**The exercise**
Retype the whole listing verbatim and keep the pictures out of it.

**Supplied records**
--- begin ---

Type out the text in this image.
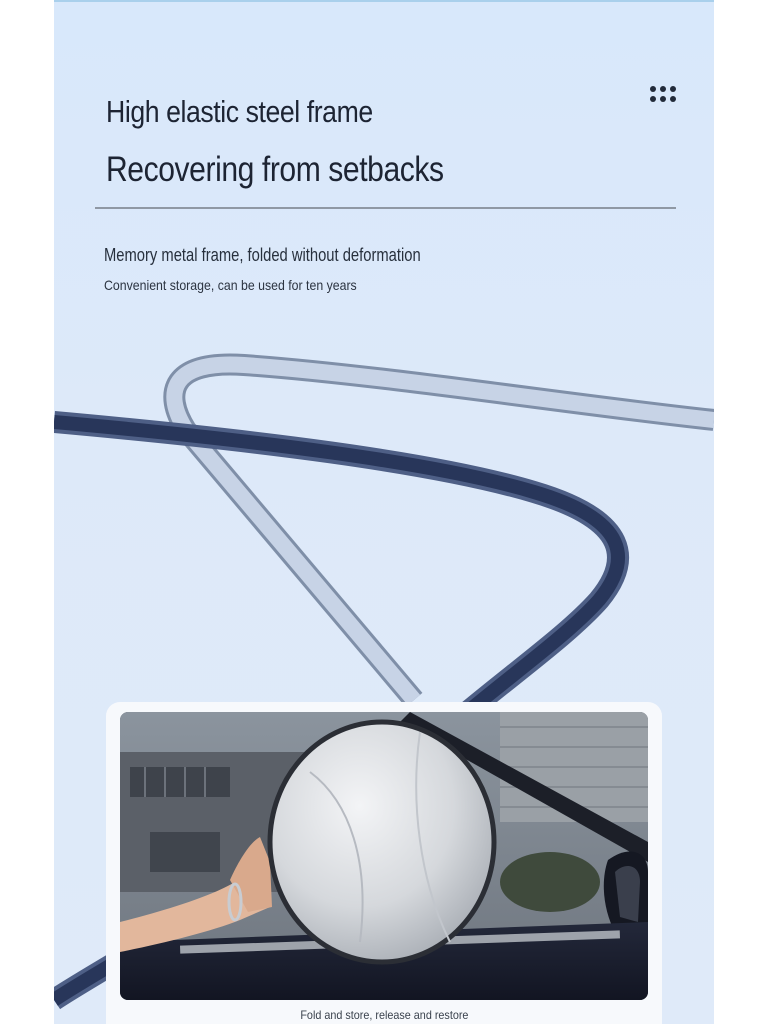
High elastic steel frame
Recovering from setbacks
Memory metal frame, folded without deformation
Convenient storage, can be used for ten years
Fold and store, release and restore
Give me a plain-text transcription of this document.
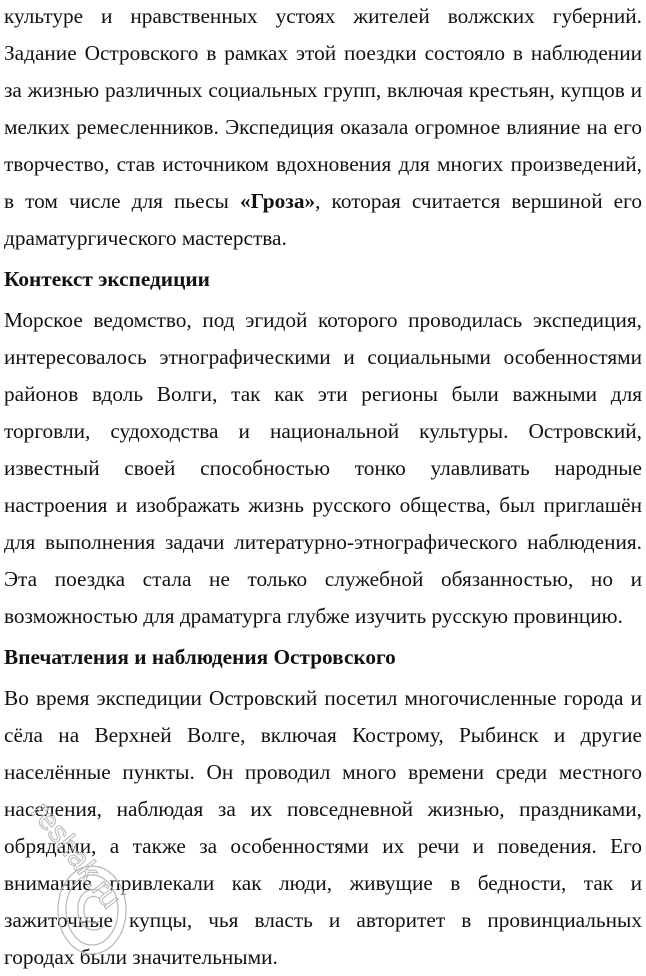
культуре и нравственных устоях жителей волжских губерний. Задание Островского в рамках этой поездки состояло в наблюдении за жизнью различных социальных групп, включая крестьян, купцов и мелких ремесленников. Экспедиция оказала огромное влияние на его творчество, став источником вдохновения для многих произведений, в том числе для пьесы «Гроза», которая считается вершиной его драматургического мастерства.

Контекст экспедиции

Морское ведомство, под эгидой которого проводилась экспедиция, интересовалось этнографическими и социальными особенностями районов вдоль Волги, так как эти регионы были важными для торговли, судоходства и национальной культуры. Островский, известный своей способностью тонко улавливать народные настроения и изображать жизнь русского общества, был приглашён для выполнения задачи литературно-этнографического наблюдения. Эта поездка стала не только служебной обязанностью, но и возможностью для драматурга глубже изучить русскую провинцию.

Впечатления и наблюдения Островского

Во время экспедиции Островский посетил многочисленные города и сёла на Верхней Волге, включая Кострому, Рыбинск и другие населённые пункты. Он проводил много времени среди местного населения, наблюдая за их повседневной жизнью, праздниками, обрядами, а также за особенностями их речи и поведения. Его внимание привлекали как люди, живущие в бедности, так и зажиточные купцы, чья власть и авторитет в провинциальных городах были значительными.

reshak.ru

--- end ---

**Answer in full**
Type out the text in this image.
High elastic steel frame
Recovering from setbacks
Memory metal frame, folded without deformation
Convenient storage, can be used for ten years
Fold and store, release and restore
Give me a plain-text transcription of this document.
культуре и нравственных устоях жителей волжских губерний. Задание Островского в рамках этой поездки состояло в наблюдении за жизнью различных социальных групп, включая крестьян, купцов и мелких ремесленников. Экспедиция оказала огромное влияние на его творчество, став источником вдохновения для многих произведений, в том числе для пьесы «Гроза», которая считается вершиной его драматургического мастерства.

Контекст экспедиции

Морское ведомство, под эгидой которого проводилась экспедиция, интересовалось этнографическими и социальными особенностями районов вдоль Волги, так как эти регионы были важными для торговли, судоходства и национальной культуры. Островский, известный своей способностью тонко улавливать народные настроения и изображать жизнь русского общества, был приглашён для выполнения задачи литературно-этнографического наблюдения. Эта поездка стала не только служебной обязанностью, но и возможностью для драматурга глубже изучить русскую провинцию.

Впечатления и наблюдения Островского

Во время экспедиции Островский посетил многочисленные города и сёла на Верхней Волге, включая Кострому, Рыбинск и другие населённые пункты. Он проводил много времени среди местного населения, наблюдая за их повседневной жизнью, праздниками, обрядами, а также за особенностями их речи и поведения. Его внимание привлекали как люди, живущие в бедности, так и зажиточные купцы, чья власть и авторитет в провинциальных городах были значительными.

reshak.ru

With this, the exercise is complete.